Dataset records
***
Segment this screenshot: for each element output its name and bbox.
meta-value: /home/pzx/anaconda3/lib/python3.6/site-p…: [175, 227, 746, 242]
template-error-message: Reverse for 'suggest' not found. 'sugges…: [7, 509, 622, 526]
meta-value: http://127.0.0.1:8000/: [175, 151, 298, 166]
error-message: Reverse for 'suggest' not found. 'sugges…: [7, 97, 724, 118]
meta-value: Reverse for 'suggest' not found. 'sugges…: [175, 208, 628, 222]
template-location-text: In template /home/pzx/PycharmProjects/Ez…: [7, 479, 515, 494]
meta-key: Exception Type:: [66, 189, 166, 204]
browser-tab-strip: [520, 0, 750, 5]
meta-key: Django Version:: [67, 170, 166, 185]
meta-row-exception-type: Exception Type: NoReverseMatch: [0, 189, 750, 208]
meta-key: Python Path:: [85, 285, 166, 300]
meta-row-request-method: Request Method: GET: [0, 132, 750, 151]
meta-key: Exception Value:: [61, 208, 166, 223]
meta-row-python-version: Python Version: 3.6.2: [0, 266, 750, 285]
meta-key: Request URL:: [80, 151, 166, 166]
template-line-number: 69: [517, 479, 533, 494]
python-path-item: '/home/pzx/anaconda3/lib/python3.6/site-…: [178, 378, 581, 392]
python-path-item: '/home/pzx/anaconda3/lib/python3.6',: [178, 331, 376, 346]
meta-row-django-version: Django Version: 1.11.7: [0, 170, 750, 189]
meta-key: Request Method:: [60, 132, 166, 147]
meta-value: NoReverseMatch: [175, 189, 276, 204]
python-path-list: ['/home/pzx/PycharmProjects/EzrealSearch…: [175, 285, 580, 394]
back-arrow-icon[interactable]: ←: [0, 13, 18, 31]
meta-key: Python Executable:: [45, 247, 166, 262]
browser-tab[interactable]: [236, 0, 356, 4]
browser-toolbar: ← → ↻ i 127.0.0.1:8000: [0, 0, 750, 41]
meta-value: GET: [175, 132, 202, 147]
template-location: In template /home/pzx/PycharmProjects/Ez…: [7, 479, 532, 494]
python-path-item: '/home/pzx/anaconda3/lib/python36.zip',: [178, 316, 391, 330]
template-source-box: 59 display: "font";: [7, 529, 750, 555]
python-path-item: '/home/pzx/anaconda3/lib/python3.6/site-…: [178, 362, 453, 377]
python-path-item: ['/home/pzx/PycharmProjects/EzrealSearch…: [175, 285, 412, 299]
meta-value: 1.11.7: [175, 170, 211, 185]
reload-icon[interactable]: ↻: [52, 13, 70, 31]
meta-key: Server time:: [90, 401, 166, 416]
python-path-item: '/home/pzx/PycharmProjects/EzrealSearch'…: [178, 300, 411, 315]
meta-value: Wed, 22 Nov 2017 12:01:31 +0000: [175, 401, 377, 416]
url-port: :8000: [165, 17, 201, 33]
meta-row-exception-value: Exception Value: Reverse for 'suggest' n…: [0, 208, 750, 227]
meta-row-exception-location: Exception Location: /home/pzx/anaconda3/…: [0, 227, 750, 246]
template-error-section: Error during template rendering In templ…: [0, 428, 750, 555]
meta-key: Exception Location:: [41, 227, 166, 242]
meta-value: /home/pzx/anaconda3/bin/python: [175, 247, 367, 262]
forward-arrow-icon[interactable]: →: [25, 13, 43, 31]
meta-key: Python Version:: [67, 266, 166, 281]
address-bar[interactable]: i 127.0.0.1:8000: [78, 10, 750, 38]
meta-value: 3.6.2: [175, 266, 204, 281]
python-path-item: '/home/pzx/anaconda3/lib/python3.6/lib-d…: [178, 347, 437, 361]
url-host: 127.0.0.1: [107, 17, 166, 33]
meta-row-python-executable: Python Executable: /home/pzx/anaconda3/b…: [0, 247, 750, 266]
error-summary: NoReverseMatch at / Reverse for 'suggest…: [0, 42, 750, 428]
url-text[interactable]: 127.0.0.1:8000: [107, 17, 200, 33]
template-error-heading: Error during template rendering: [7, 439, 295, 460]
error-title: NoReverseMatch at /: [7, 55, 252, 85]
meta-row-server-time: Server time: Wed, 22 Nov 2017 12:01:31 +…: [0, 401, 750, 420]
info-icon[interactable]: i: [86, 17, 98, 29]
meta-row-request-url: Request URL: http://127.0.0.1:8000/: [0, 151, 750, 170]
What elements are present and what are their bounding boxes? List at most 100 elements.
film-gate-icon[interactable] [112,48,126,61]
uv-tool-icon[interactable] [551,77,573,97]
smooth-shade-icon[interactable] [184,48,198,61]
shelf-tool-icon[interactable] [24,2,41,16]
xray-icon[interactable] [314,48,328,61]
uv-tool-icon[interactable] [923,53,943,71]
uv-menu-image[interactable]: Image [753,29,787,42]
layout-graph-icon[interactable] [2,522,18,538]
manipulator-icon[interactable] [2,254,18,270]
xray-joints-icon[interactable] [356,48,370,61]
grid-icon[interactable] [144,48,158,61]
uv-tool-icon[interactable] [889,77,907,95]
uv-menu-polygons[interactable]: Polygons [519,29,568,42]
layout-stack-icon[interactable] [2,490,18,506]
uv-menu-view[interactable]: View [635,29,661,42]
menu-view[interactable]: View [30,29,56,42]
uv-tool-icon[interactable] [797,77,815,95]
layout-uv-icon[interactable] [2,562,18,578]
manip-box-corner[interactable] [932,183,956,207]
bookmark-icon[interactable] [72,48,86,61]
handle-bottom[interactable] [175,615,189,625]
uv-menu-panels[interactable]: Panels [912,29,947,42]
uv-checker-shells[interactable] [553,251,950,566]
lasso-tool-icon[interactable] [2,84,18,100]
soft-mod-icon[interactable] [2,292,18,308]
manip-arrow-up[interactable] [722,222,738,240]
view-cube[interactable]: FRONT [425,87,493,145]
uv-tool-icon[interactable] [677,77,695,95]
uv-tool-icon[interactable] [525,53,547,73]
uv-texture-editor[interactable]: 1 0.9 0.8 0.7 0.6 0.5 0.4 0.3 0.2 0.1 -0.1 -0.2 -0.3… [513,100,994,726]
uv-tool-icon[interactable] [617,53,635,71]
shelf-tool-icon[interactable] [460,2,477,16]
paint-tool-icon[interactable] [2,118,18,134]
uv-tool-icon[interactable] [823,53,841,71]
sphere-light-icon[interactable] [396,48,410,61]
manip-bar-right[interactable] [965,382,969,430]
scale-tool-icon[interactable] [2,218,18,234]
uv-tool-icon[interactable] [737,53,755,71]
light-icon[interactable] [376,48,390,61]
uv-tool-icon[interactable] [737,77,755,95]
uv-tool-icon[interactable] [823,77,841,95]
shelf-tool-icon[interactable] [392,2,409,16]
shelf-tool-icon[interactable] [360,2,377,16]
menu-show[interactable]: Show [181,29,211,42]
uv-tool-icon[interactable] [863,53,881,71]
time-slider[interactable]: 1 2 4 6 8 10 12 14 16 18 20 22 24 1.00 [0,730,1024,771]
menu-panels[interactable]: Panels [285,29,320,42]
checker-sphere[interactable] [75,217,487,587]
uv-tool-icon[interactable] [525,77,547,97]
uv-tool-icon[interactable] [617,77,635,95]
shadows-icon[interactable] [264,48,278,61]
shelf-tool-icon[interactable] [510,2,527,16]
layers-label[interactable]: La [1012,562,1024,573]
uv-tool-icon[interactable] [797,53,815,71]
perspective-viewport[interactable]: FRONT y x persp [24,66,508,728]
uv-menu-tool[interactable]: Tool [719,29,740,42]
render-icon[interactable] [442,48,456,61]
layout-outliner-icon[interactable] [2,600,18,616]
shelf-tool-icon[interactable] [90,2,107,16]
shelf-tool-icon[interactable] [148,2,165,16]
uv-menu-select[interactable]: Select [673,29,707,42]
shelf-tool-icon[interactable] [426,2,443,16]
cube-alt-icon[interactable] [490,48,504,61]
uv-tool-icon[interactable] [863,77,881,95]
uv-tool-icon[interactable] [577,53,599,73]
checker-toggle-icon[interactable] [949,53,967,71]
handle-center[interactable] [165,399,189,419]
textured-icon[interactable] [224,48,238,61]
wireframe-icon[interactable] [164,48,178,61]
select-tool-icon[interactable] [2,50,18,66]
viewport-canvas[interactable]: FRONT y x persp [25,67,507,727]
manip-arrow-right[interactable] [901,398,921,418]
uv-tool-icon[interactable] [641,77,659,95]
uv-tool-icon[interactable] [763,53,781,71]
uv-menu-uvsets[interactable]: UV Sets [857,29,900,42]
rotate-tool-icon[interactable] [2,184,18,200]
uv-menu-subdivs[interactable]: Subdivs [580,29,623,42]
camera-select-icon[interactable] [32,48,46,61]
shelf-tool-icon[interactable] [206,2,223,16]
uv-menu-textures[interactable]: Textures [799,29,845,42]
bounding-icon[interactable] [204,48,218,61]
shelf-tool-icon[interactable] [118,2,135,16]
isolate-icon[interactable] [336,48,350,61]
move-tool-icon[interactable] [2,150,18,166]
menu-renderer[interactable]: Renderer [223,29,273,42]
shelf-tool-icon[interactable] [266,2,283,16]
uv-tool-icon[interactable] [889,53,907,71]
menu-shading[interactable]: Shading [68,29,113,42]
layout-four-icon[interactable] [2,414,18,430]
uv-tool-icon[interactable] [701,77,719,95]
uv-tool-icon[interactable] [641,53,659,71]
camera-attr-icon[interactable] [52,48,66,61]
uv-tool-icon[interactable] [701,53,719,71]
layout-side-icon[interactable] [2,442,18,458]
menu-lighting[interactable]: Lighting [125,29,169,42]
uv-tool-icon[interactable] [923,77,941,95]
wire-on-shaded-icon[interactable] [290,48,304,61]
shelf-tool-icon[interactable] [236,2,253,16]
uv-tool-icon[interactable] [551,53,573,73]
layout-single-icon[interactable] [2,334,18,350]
***
* Problem statement:
Reproduce everything from the start of the records down to the line containing "189, 750, 208]", that line included.

* Output below:
Segment this screenshot: for each element output its name and bbox.
meta-value: /home/pzx/anaconda3/lib/python3.6/site-p…: [175, 227, 746, 242]
template-error-message: Reverse for 'suggest' not found. 'sugges…: [7, 509, 622, 526]
meta-value: http://127.0.0.1:8000/: [175, 151, 298, 166]
error-message: Reverse for 'suggest' not found. 'sugges…: [7, 97, 724, 118]
meta-value: Reverse for 'suggest' not found. 'sugges…: [175, 208, 628, 222]
template-location-text: In template /home/pzx/PycharmProjects/Ez…: [7, 479, 515, 494]
meta-key: Exception Type:: [66, 189, 166, 204]
browser-tab-strip: [520, 0, 750, 5]
meta-key: Django Version:: [67, 170, 166, 185]
meta-row-exception-type: Exception Type: NoReverseMatch: [0, 189, 750, 208]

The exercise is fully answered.